• Description of the task
Below is a listing; reproduce each line of it exactly.

(Collected data)
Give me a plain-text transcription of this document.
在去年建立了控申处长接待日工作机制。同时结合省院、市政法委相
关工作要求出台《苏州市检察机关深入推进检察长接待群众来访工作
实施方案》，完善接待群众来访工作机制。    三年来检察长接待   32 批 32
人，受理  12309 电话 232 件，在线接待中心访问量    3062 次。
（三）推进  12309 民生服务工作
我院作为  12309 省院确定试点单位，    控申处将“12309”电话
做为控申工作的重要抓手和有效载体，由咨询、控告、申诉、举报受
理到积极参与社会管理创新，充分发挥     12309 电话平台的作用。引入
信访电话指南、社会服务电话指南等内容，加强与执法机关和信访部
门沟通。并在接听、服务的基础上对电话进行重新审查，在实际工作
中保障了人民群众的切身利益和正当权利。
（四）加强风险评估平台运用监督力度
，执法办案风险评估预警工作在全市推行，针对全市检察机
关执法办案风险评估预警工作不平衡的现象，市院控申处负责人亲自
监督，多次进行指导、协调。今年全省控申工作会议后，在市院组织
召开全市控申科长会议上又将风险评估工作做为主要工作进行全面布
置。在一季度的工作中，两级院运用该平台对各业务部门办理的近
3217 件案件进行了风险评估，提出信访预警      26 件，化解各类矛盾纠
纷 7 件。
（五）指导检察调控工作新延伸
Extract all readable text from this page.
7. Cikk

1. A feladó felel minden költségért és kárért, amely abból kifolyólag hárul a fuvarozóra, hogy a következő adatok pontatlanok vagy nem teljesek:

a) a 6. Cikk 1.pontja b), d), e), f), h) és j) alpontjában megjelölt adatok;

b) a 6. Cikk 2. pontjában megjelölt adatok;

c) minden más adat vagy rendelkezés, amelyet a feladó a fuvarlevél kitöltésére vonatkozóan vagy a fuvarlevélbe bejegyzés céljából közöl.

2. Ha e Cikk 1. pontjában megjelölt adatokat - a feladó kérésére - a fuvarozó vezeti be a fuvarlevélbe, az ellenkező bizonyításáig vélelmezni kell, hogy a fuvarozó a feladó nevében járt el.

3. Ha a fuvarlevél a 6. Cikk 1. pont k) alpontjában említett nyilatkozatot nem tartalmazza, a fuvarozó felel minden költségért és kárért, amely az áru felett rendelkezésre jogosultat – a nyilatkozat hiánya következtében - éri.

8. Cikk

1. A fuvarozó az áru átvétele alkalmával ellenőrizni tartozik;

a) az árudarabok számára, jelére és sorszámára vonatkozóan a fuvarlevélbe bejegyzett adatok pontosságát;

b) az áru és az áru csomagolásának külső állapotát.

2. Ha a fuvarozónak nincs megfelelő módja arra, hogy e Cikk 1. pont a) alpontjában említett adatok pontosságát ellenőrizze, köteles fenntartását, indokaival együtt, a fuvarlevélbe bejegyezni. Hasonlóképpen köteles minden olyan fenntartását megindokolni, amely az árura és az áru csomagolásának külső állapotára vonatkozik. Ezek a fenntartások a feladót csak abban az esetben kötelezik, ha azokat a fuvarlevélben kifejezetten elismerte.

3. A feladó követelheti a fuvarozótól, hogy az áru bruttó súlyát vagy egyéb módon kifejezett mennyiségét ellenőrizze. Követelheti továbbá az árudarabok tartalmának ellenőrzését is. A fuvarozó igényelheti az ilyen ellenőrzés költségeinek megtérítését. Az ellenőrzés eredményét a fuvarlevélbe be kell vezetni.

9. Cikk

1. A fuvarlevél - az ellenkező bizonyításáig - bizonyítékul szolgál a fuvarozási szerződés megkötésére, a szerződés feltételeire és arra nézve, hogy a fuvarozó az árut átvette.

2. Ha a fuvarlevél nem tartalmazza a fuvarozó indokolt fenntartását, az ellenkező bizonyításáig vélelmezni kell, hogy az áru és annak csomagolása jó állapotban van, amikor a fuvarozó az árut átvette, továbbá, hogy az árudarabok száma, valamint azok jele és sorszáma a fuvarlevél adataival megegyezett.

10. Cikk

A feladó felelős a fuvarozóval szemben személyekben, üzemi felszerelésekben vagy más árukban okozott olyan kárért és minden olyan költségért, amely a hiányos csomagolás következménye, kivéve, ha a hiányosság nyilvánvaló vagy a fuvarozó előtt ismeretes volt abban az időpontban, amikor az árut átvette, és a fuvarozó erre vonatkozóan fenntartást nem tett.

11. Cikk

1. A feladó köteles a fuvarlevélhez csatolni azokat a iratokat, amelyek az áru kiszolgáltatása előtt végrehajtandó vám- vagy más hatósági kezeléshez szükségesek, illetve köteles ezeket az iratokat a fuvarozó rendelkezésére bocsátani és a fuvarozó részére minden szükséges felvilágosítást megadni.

• The response
Give me a plain-text transcription of this document.
在去年建立了控申处长接待日工作机制。同时结合省院、市政法委相
关工作要求出台《苏州市检察机关深入推进检察长接待群众来访工作
实施方案》，完善接待群众来访工作机制。    三年来检察长接待   32 批 32
人，受理  12309 电话 232 件，在线接待中心访问量    3062 次。
（三）推进  12309 民生服务工作
我院作为  12309 省院确定试点单位，    控申处将“12309”电话
做为控申工作的重要抓手和有效载体，由咨询、控告、申诉、举报受
理到积极参与社会管理创新，充分发挥     12309 电话平台的作用。引入
信访电话指南、社会服务电话指南等内容，加强与执法机关和信访部
门沟通。并在接听、服务的基础上对电话进行重新审查，在实际工作
中保障了人民群众的切身利益和正当权利。
（四）加强风险评估平台运用监督力度
，执法办案风险评估预警工作在全市推行，针对全市检察机
关执法办案风险评估预警工作不平衡的现象，市院控申处负责人亲自
监督，多次进行指导、协调。今年全省控申工作会议后，在市院组织
召开全市控申科长会议上又将风险评估工作做为主要工作进行全面布
置。在一季度的工作中，两级院运用该平台对各业务部门办理的近
3217 件案件进行了风险评估，提出信访预警      26 件，化解各类矛盾纠
纷 7 件。
（五）指导检察调控工作新延伸
Extract all readable text from this page.
7. Cikk

1. A feladó felel minden költségért és kárért, amely abból kifolyólag hárul a fuvarozóra, hogy a következő adatok pontatlanok vagy nem teljesek:

a) a 6. Cikk 1.pontja b), d), e), f), h) és j) alpontjában megjelölt adatok;

b) a 6. Cikk 2. pontjában megjelölt adatok;

c) minden más adat vagy rendelkezés, amelyet a feladó a fuvarlevél kitöltésére vonatkozóan vagy a fuvarlevélbe bejegyzés céljából közöl.

2. Ha e Cikk 1. pontjában megjelölt adatokat - a feladó kérésére - a fuvarozó vezeti be a fuvarlevélbe, az ellenkező bizonyításáig vélelmezni kell, hogy a fuvarozó a feladó nevében járt el.

3. Ha a fuvarlevél a 6. Cikk 1. pont k) alpontjában említett nyilatkozatot nem tartalmazza, a fuvarozó felel minden költségért és kárért, amely az áru felett rendelkezésre jogosultat – a nyilatkozat hiánya következtében - éri.

8. Cikk

1. A fuvarozó az áru átvétele alkalmával ellenőrizni tartozik;

a) az árudarabok számára, jelére és sorszámára vonatkozóan a fuvarlevélbe bejegyzett adatok pontosságát;

b) az áru és az áru csomagolásának külső állapotát.

2. Ha a fuvarozónak nincs megfelelő módja arra, hogy e Cikk 1. pont a) alpontjában említett adatok pontosságát ellenőrizze, köteles fenntartását, indokaival együtt, a fuvarlevélbe bejegyezni. Hasonlóképpen köteles minden olyan fenntartását megindokolni, amely az árura és az áru csomagolásának külső állapotára vonatkozik. Ezek a fenntartások a feladót csak abban az esetben kötelezik, ha azokat a fuvarlevélben kifejezetten elismerte.

3. A feladó követelheti a fuvarozótól, hogy az áru bruttó súlyát vagy egyéb módon kifejezett mennyiségét ellenőrizze. Követelheti továbbá az árudarabok tartalmának ellenőrzését is. A fuvarozó igényelheti az ilyen ellenőrzés költségeinek megtérítését. Az ellenőrzés eredményét a fuvarlevélbe be kell vezetni.

9. Cikk

1. A fuvarlevél - az ellenkező bizonyításáig - bizonyítékul szolgál a fuvarozási szerződés megkötésére, a szerződés feltételeire és arra nézve, hogy a fuvarozó az árut átvette.

2. Ha a fuvarlevél nem tartalmazza a fuvarozó indokolt fenntartását, az ellenkező bizonyításáig vélelmezni kell, hogy az áru és annak csomagolása jó állapotban van, amikor a fuvarozó az árut átvette, továbbá, hogy az árudarabok száma, valamint azok jele és sorszáma a fuvarlevél adataival megegyezett.

10. Cikk

A feladó felelős a fuvarozóval szemben személyekben, üzemi felszerelésekben vagy más árukban okozott olyan kárért és minden olyan költségért, amely a hiányos csomagolás következménye, kivéve, ha a hiányosság nyilvánvaló vagy a fuvarozó előtt ismeretes volt abban az időpontban, amikor az árut átvette, és a fuvarozó erre vonatkozóan fenntartást nem tett.

11. Cikk

1. A feladó köteles a fuvarlevélhez csatolni azokat a iratokat, amelyek az áru kiszolgáltatása előtt végrehajtandó vám- vagy más hatósági kezeléshez szükségesek, illetve köteles ezeket az iratokat a fuvarozó rendelkezésére bocsátani és a fuvarozó részére minden szükséges felvilágosítást megadni.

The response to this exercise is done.